• **Esercizi**:
a. Indica se ciascuna delle affermazioni (i), (ii) e (iii) concorda con il testo sull'Arena Astra, rispondendo sì o no e citando esattamente le parole del testo che lo decidono. (i) L'Arena Astra nacque come circolo operaio legato al Cantiere Navale Orlando. (ii) La manifestazione di interesse è stata aggiudicata fin dalla prima fase. (iii) Livorno Civica giudica incomprensibile il ricorso a un soggetto privato.
b. Riproduci senza modifiche tutta la parte del testo sull'Arena Astra che va dalle parole "Il gruppo ricorda" giù fino alle parole "a interessi immobiliari.".

• **Testo mostrato**:
Livorno Civica interviene nel dibattito sul futuro dell’Arena Astra, struttura inserita nel patrimonio pubblico e comunale della città. Il gruppo, attraverso il vicepresidente Stefano Romboli, chiede che il percorso di riqualificazione tenga insieme le esigenze di gestione e investimento con la salvaguardia della funzione sociale e aggregativa dello spazio.
Il percorso amministrativo
Secondo Livorno Civica, l’area ha avuto un ruolo nella storia cittadina fin dal dopoguerra, quando nacque come circolo operaio legato al Cantiere Navale Orlando. Nel tempo, l’Arena Astra è stata descritta come un luogo di aggregazione, cultura, mutualismo e partecipazione, andando oltre il rapporto originario con il cantiere.
Il gruppo ricorda che la struttura era rimasta per anni in una situazione di incertezza amministrativa. L’amministrazione comunale ha quindi avviato bandi e manifestazioni di interesse con l’obiettivo di regolarizzare l’area e individuare una gestione in grado di sostenerne la riqualificazione, evitando al contempo un uso legato esclusivamente a interessi immobiliari.
Dopo una prima fase senza proposte, la manifestazione di interesse è stata aggiudicata alla società Rew Team. Livorno Civica considera comprensibile la scelta di ricorrere a un soggetto privato, alla luce delle dimensioni della struttura e delle risorse limitate a disposizione del Comune, ma ritiene necessario preservare una parte destinata a finalità sociali, non subordinate alle sole logiche di mercato.
La proposta di confronto
Nel documento, il gruppo invita le parti coinvolte a individuare un punto di condivisione che non cancelli la storia dell’Arena Astra né il lavoro svolto da chi, nel corso dei decenni, ha contribuito a costruire un luogo accessibile alla comunità. Il confronto, sottolinea Livorno Civica, dovrà svolgersi nel rispetto dei procedimenti amministrativi già avviati.

• **Materiale mostrato**:
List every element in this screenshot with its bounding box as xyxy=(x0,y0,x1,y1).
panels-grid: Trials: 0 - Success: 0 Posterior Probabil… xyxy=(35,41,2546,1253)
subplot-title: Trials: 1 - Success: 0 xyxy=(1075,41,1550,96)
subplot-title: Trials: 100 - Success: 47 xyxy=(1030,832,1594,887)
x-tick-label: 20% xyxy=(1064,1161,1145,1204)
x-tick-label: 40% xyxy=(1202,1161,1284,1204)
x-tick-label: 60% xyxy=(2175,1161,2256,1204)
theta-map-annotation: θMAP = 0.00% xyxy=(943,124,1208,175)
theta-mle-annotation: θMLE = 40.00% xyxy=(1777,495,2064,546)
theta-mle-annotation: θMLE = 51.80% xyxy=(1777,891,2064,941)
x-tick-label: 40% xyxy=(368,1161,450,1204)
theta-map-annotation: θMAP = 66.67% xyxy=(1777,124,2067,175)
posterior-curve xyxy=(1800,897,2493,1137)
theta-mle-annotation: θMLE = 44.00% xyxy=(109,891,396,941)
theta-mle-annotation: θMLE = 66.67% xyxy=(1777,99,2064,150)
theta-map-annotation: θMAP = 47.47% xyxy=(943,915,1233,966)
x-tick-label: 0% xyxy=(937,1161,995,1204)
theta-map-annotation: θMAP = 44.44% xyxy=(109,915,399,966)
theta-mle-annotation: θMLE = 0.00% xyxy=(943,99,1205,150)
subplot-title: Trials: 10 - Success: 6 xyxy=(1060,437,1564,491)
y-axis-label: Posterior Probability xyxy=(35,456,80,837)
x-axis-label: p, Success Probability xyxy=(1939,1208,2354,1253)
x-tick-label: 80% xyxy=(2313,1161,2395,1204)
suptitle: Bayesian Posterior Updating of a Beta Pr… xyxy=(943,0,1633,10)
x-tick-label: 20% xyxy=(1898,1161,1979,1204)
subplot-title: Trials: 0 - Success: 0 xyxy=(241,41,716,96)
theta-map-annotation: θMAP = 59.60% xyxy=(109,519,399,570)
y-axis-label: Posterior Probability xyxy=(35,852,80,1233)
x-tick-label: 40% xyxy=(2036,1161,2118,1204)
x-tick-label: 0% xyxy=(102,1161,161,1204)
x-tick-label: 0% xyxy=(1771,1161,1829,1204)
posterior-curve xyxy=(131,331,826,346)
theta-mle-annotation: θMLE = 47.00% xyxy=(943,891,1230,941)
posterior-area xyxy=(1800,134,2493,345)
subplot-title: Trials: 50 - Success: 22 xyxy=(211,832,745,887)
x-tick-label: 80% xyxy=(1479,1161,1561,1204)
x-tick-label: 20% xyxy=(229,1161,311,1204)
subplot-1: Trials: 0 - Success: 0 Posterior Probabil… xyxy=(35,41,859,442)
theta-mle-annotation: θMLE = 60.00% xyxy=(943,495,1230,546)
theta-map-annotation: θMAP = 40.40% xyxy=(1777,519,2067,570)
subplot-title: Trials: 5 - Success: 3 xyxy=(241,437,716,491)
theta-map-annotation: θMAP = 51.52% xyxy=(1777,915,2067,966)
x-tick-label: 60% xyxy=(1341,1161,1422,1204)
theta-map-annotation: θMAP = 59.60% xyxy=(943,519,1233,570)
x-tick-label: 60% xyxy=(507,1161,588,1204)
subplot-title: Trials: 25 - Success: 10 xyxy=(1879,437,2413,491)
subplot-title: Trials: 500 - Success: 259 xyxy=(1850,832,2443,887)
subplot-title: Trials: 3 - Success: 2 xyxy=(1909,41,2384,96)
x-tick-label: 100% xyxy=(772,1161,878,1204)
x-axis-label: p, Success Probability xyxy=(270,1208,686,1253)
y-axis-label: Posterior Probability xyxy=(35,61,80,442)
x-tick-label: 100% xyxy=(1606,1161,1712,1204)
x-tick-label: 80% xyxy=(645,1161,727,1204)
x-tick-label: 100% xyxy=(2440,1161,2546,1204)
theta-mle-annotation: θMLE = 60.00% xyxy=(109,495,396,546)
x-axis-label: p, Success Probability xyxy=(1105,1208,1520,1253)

• **Risposte agli esercizi**:
a.
(i) Sì: «nacque come circolo operaio legato al Cantiere Navale Orlando».
(ii) No: «Dopo una prima fase senza proposte, la manifestazione di interesse è stata aggiudicata alla società Rew Team».
(iii) No: «Livorno Civica considera comprensibile la scelta di ricorrere a un soggetto privato».

b.
Il gruppo ricorda che la struttura era rimasta per anni in una situazione di incertezza amministrativa. L’amministrazione comunale ha quindi avviato bandi e manifestazioni di interesse con l’obiettivo di regolarizzare l’area e individuare una gestione in grado di sostenerne la riqualificazione, evitando al contempo un uso legato esclusivamente a interessi immobiliari.